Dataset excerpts
..............................

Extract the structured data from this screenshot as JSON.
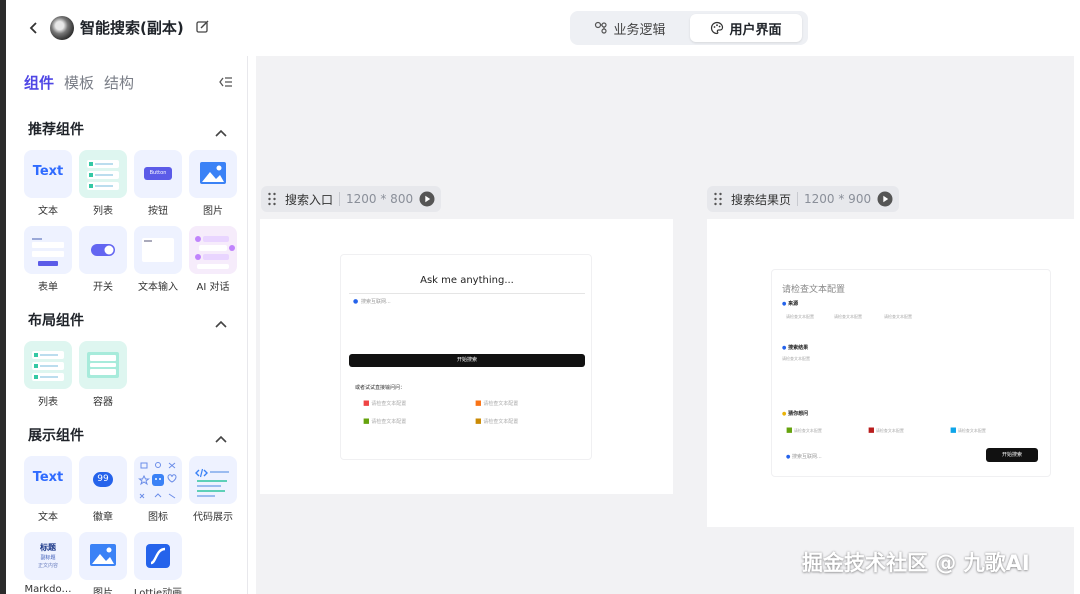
{
  "header": {
    "app_title": "智能搜索(副本)",
    "mode_tabs": [
      {
        "label": "业务逻辑",
        "icon": "flow-icon"
      },
      {
        "label": "用户界面",
        "icon": "palette-icon"
      }
    ],
    "active_mode": "用户界面"
  },
  "left_panel": {
    "tabs": [
      "组件",
      "模板",
      "结构"
    ],
    "active_tab": "组件",
    "sections": [
      {
        "title": "推荐组件",
        "items": [
          "文本",
          "列表",
          "按钮",
          "图片",
          "表单",
          "开关",
          "文本输入",
          "AI 对话"
        ]
      },
      {
        "title": "布局组件",
        "items": [
          "列表",
          "容器"
        ]
      },
      {
        "title": "展示组件",
        "items": [
          "文本",
          "徽章",
          "图标",
          "代码展示",
          "Markdo…",
          "图片",
          "Lottie动画"
        ]
      }
    ],
    "tile_text": {
      "text_tile": "Text",
      "button_tile": "Button",
      "badge_tile": "99",
      "md_title": "标题",
      "md_sub1": "副标题",
      "md_sub2": "正文内容"
    }
  },
  "canvas": {
    "pages": [
      {
        "name": "搜索入口",
        "size": "1200 * 800",
        "heading": "Ask me anything...",
        "input_placeholder": "搜索互联网...",
        "button_label": "开始搜索",
        "suggest_title": "或者试试直接输问问：",
        "suggestions": [
          "请检查文本配置",
          "请检查文本配置",
          "请检查文本配置",
          "请检查文本配置"
        ]
      },
      {
        "name": "搜索结果页",
        "size": "1200 * 900",
        "page_title": "请检查文本配置",
        "source_label": "来源",
        "sources": [
          "请检查文本配置",
          "请检查文本配置",
          "请检查文本配置"
        ],
        "result_label": "搜索结果",
        "result_text": "请检查文本配置",
        "related_label": "猜你想问",
        "related": [
          "请检查文本配置",
          "请检查文本配置",
          "请检查文本配置"
        ],
        "input_placeholder": "搜索互联网...",
        "button_label": "开始搜索"
      }
    ]
  },
  "watermark": "掘金技术社区 @ 九歌AI",
  "colors": {
    "accent": "#4f46e5",
    "tile_blue": "#eef2ff",
    "tile_green": "#e6f7f4",
    "canvas_bg": "#f2f2f4"
  }
}
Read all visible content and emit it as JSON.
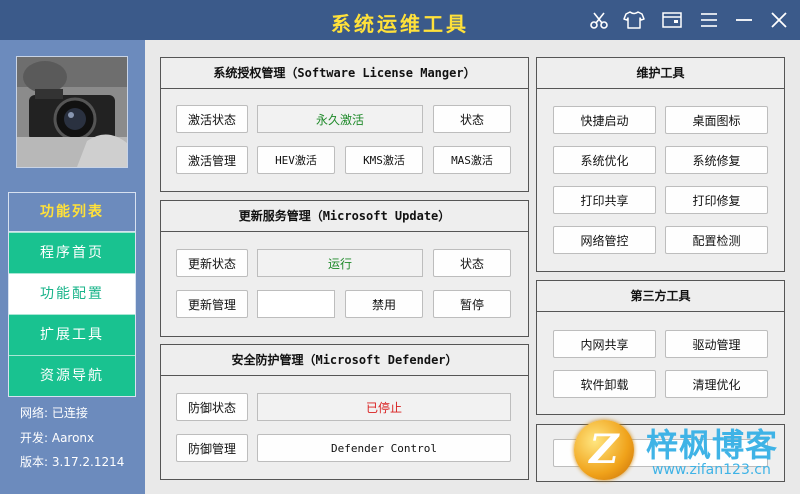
{
  "window": {
    "title": "系统运维工具"
  },
  "titlebar": {
    "icons": [
      "scissors-icon",
      "shirt-icon",
      "wallet-icon",
      "menu-icon",
      "minimize-icon",
      "close-icon"
    ]
  },
  "sidebar": {
    "menu_title": "功能列表",
    "items": [
      {
        "label": "程序首页",
        "active": false
      },
      {
        "label": "功能配置",
        "active": true
      },
      {
        "label": "扩展工具",
        "active": false
      },
      {
        "label": "资源导航",
        "active": false
      }
    ],
    "network": "网络: 已连接",
    "developer": "开发: Aaronx",
    "version": "版本: 3.17.2.1214"
  },
  "license": {
    "title": "系统授权管理（Software License Manger）",
    "status_label": "激活状态",
    "status_value": "永久激活",
    "status_btn": "状态",
    "manage_label": "激活管理",
    "hev_btn": "HEV激活",
    "kms_btn": "KMS激活",
    "mas_btn": "MAS激活"
  },
  "update": {
    "title": "更新服务管理（Microsoft Update）",
    "status_label": "更新状态",
    "status_value": "运行",
    "status_btn": "状态",
    "manage_label": "更新管理",
    "disable_btn": "禁用",
    "pause_btn": "暂停"
  },
  "defender": {
    "title": "安全防护管理（Microsoft Defender）",
    "status_label": "防御状态",
    "status_value": "已停止",
    "manage_label": "防御管理",
    "control_btn": "Defender Control"
  },
  "maintenance": {
    "title": "维护工具",
    "buttons": [
      "快捷启动",
      "桌面图标",
      "系统优化",
      "系统修复",
      "打印共享",
      "打印修复",
      "网络管控",
      "配置检测"
    ]
  },
  "thirdparty": {
    "title": "第三方工具",
    "buttons": [
      "内网共享",
      "驱动管理",
      "软件卸载",
      "清理优化"
    ]
  },
  "watermark": {
    "name": "梓枫博客",
    "url": "www.zifan123.cn",
    "logo_letter": "Z"
  },
  "colors": {
    "titlebar": "#3b5a8a",
    "sidebar": "#6c8bbd",
    "menu_green": "#19c290",
    "title_yellow": "#ffe13a",
    "status_green": "#1f8a2a",
    "status_red": "#d92020"
  }
}
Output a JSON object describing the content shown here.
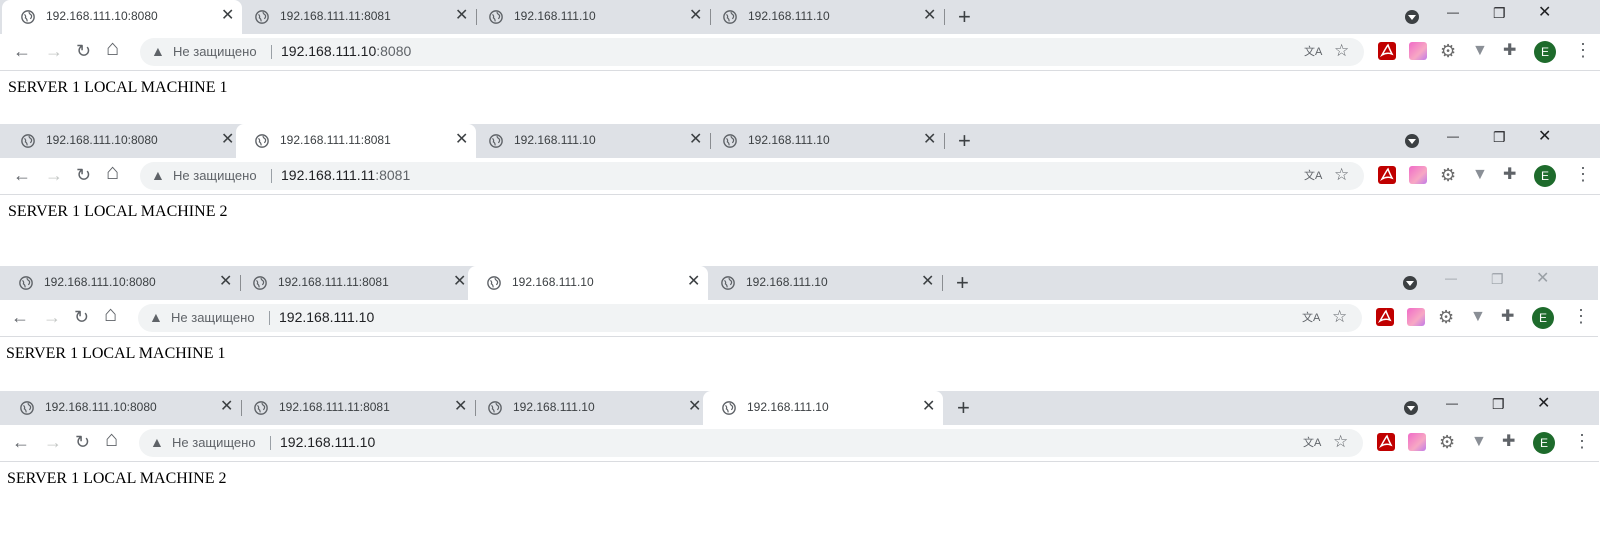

..............................

Task: Make an exact copy of the data, leaving its pictures out.

Solved problem:
Extract the structured data from this screenshot as JSON.
{
  "header": {
    "app_title": "智能搜索(副本)",
    "mode_tabs": [
      {
        "label": "业务逻辑",
        "icon": "flow-icon"
      },
      {
        "label": "用户界面",
        "icon": "palette-icon"
      }
    ],
    "active_mode": "用户界面"
  },
  "left_panel": {
    "tabs": [
      "组件",
      "模板",
      "结构"
    ],
    "active_tab": "组件",
    "sections": [
      {
        "title": "推荐组件",
        "items": [
          "文本",
          "列表",
          "按钮",
          "图片",
          "表单",
          "开关",
          "文本输入",
          "AI 对话"
        ]
      },
      {
        "title": "布局组件",
        "items": [
          "列表",
          "容器"
        ]
      },
      {
        "title": "展示组件",
        "items": [
          "文本",
          "徽章",
          "图标",
          "代码展示",
          "Markdo…",
          "图片",
          "Lottie动画"
        ]
      }
    ],
    "tile_text": {
      "text_tile": "Text",
      "button_tile": "Button",
      "badge_tile": "99",
      "md_title": "标题",
      "md_sub1": "副标题",
      "md_sub2": "正文内容"
    }
  },
  "canvas": {
    "pages": [
      {
        "name": "搜索入口",
        "size": "1200 * 800",
        "heading": "Ask me anything...",
        "input_placeholder": "搜索互联网...",
        "button_label": "开始搜索",
        "suggest_title": "或者试试直接输问问：",
        "suggestions": [
          "请检查文本配置",
          "请检查文本配置",
          "请检查文本配置",
          "请检查文本配置"
        ]
      },
      {
        "name": "搜索结果页",
        "size": "1200 * 900",
        "page_title": "请检查文本配置",
        "source_label": "来源",
        "sources": [
          "请检查文本配置",
          "请检查文本配置",
          "请检查文本配置"
        ],
        "result_label": "搜索结果",
        "result_text": "请检查文本配置",
        "related_label": "猜你想问",
        "related": [
          "请检查文本配置",
          "请检查文本配置",
          "请检查文本配置"
        ],
        "input_placeholder": "搜索互联网...",
        "button_label": "开始搜索"
      }
    ]
  },
  "watermark": "掘金技术社区 @ 九歌AI",
  "colors": {
    "accent": "#4f46e5",
    "tile_blue": "#eef2ff",
    "tile_green": "#e6f7f4",
    "canvas_bg": "#f2f2f4"
  }
}
Read all visible content and emit it as JSON.
{
  "window": {
    "title": "系统运维工具"
  },
  "titlebar": {
    "icons": [
      "scissors-icon",
      "shirt-icon",
      "wallet-icon",
      "menu-icon",
      "minimize-icon",
      "close-icon"
    ]
  },
  "sidebar": {
    "menu_title": "功能列表",
    "items": [
      {
        "label": "程序首页",
        "active": false
      },
      {
        "label": "功能配置",
        "active": true
      },
      {
        "label": "扩展工具",
        "active": false
      },
      {
        "label": "资源导航",
        "active": false
      }
    ],
    "network": "网络: 已连接",
    "developer": "开发: Aaronx",
    "version": "版本: 3.17.2.1214"
  },
  "license": {
    "title": "系统授权管理（Software License Manger）",
    "status_label": "激活状态",
    "status_value": "永久激活",
    "status_btn": "状态",
    "manage_label": "激活管理",
    "hev_btn": "HEV激活",
    "kms_btn": "KMS激活",
    "mas_btn": "MAS激活"
  },
  "update": {
    "title": "更新服务管理（Microsoft Update）",
    "status_label": "更新状态",
    "status_value": "运行",
    "status_btn": "状态",
    "manage_label": "更新管理",
    "disable_btn": "禁用",
    "pause_btn": "暂停"
  },
  "defender": {
    "title": "安全防护管理（Microsoft Defender）",
    "status_label": "防御状态",
    "status_value": "已停止",
    "manage_label": "防御管理",
    "control_btn": "Defender Control"
  },
  "maintenance": {
    "title": "维护工具",
    "buttons": [
      "快捷启动",
      "桌面图标",
      "系统优化",
      "系统修复",
      "打印共享",
      "打印修复",
      "网络管控",
      "配置检测"
    ]
  },
  "thirdparty": {
    "title": "第三方工具",
    "buttons": [
      "内网共享",
      "驱动管理",
      "软件卸载",
      "清理优化"
    ]
  },
  "watermark": {
    "name": "梓枫博客",
    "url": "www.zifan123.cn",
    "logo_letter": "Z"
  },
  "colors": {
    "titlebar": "#3b5a8a",
    "sidebar": "#6c8bbd",
    "menu_green": "#19c290",
    "title_yellow": "#ffe13a",
    "status_green": "#1f8a2a",
    "status_red": "#d92020"
  }
}
Output a JSON object describing the content shown here.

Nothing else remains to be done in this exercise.